Find each line containing the word "this" and report how many there are. Add nothing else.

# DATA SUPPLIED

* Start *

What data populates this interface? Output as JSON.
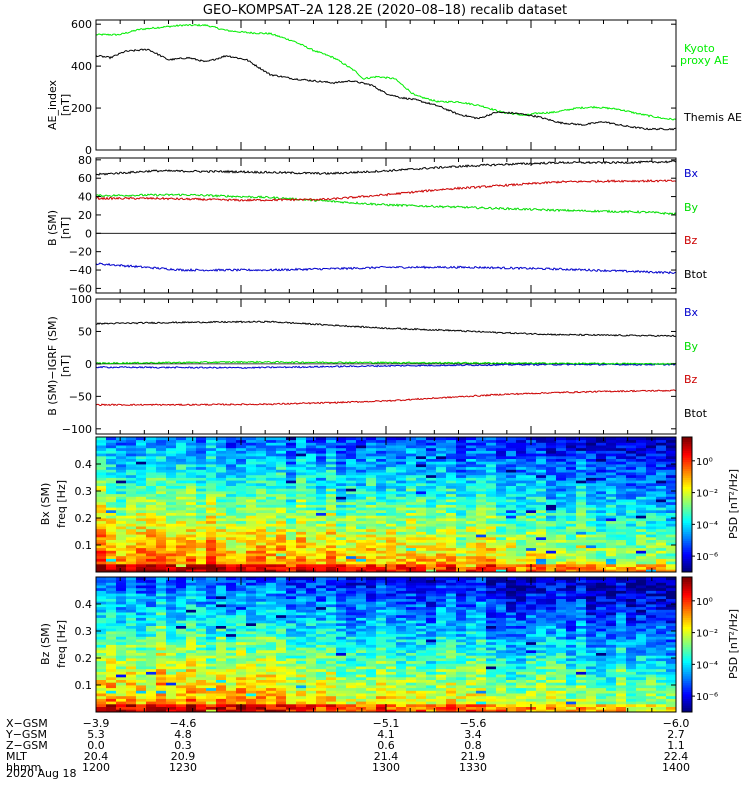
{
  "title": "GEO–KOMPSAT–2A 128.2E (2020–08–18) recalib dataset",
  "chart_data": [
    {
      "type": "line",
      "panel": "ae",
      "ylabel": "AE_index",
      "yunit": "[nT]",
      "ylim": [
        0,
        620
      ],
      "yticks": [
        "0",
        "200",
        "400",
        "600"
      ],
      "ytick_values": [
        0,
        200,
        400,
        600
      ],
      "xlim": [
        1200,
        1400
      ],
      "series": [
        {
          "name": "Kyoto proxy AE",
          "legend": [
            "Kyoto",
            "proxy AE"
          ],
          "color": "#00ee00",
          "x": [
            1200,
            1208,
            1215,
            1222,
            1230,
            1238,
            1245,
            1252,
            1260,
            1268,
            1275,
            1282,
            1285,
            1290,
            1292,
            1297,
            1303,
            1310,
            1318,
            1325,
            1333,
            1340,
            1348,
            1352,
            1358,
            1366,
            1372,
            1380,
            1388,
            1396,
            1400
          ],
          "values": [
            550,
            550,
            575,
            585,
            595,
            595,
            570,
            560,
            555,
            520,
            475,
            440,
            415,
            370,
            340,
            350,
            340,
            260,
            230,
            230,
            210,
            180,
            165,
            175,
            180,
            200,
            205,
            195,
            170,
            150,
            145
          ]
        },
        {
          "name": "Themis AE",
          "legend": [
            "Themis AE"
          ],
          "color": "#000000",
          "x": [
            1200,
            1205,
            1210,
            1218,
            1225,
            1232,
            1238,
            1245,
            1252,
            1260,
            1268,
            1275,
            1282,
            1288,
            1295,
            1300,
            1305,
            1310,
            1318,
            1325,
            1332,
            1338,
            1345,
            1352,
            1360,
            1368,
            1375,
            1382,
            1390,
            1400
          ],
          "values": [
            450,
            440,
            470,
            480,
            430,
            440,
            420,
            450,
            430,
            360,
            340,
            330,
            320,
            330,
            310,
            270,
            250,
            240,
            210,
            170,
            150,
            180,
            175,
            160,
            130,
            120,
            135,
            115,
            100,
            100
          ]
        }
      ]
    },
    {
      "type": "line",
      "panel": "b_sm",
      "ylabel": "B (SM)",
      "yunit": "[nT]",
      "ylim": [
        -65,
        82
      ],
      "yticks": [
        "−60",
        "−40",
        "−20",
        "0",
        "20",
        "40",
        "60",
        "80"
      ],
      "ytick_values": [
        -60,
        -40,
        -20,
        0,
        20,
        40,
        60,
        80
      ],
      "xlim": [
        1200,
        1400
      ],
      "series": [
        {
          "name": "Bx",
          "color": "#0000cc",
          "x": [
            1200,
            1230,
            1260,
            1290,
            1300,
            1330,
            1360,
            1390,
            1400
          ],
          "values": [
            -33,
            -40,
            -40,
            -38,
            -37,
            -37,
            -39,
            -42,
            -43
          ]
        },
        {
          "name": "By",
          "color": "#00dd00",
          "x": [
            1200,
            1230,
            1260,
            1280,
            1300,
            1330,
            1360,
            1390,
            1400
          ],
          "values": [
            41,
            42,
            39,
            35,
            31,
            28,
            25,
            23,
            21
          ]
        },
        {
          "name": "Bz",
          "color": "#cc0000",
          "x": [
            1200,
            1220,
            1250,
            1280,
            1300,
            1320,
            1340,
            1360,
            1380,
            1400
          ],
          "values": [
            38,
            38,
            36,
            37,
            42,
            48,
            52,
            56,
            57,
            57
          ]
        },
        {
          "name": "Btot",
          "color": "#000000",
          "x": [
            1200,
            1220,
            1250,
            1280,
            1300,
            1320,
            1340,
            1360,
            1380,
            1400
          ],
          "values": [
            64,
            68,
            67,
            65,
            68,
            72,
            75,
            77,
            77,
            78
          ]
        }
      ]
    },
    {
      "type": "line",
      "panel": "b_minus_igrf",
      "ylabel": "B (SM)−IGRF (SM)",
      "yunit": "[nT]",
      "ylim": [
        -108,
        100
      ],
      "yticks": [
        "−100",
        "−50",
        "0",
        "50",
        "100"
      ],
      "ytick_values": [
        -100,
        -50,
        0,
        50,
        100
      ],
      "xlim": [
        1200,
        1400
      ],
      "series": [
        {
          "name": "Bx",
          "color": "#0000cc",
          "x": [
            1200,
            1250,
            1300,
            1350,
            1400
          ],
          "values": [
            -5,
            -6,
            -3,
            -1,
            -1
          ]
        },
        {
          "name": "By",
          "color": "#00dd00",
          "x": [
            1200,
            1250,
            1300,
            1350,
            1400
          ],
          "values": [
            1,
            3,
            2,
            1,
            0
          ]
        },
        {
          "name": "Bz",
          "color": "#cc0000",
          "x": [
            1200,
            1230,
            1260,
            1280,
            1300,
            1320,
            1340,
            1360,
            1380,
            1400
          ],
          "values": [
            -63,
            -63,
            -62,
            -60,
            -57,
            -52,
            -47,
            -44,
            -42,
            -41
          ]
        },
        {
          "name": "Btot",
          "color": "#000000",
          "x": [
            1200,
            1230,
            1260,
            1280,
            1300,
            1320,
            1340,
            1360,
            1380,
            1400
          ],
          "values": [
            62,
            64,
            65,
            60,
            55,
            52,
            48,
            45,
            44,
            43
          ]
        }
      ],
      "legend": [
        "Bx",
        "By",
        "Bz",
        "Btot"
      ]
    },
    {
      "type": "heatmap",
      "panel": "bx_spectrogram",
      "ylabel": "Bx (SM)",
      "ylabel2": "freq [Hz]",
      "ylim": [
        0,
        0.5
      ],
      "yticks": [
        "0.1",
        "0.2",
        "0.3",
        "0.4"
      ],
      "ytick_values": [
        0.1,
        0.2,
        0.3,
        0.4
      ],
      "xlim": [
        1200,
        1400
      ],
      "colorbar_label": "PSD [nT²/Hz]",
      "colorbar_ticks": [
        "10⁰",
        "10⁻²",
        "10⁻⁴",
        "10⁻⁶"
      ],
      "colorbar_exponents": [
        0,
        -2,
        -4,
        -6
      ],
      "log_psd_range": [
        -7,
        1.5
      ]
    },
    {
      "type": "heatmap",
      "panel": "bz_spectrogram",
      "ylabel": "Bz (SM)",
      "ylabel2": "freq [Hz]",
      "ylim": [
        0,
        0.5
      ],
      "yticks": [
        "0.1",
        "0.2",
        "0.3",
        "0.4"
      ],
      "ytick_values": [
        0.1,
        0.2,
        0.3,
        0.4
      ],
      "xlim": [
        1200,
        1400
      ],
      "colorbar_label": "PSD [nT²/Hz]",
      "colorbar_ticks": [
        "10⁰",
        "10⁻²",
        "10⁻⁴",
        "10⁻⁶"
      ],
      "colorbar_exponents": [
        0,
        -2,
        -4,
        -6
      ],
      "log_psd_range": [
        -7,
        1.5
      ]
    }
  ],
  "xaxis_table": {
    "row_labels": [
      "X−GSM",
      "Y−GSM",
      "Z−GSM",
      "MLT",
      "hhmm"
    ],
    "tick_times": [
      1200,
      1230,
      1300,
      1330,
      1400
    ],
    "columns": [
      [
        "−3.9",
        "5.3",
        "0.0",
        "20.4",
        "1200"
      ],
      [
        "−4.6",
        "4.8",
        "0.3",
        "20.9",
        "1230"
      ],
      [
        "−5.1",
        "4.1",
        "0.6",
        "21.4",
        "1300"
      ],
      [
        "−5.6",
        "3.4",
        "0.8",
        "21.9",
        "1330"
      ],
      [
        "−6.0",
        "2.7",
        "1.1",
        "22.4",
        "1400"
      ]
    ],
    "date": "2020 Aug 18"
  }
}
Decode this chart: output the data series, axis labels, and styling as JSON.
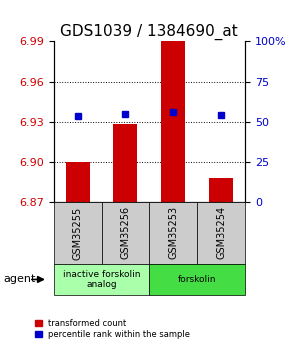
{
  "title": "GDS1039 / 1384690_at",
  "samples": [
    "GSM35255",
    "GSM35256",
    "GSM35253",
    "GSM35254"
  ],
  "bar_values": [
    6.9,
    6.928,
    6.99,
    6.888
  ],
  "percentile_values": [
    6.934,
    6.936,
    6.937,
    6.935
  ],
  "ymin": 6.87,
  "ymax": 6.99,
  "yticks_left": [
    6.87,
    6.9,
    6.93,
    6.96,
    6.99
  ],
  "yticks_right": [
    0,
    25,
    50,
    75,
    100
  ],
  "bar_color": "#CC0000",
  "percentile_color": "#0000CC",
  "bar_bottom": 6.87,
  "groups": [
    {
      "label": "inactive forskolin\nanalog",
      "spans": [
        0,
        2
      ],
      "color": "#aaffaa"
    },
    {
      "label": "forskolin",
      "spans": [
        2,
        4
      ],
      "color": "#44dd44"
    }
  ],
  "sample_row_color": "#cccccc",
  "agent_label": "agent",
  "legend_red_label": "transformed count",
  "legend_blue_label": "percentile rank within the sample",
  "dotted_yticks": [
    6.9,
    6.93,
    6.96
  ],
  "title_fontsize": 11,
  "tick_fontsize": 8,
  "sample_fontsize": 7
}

* End *

# TASK ANSWER
2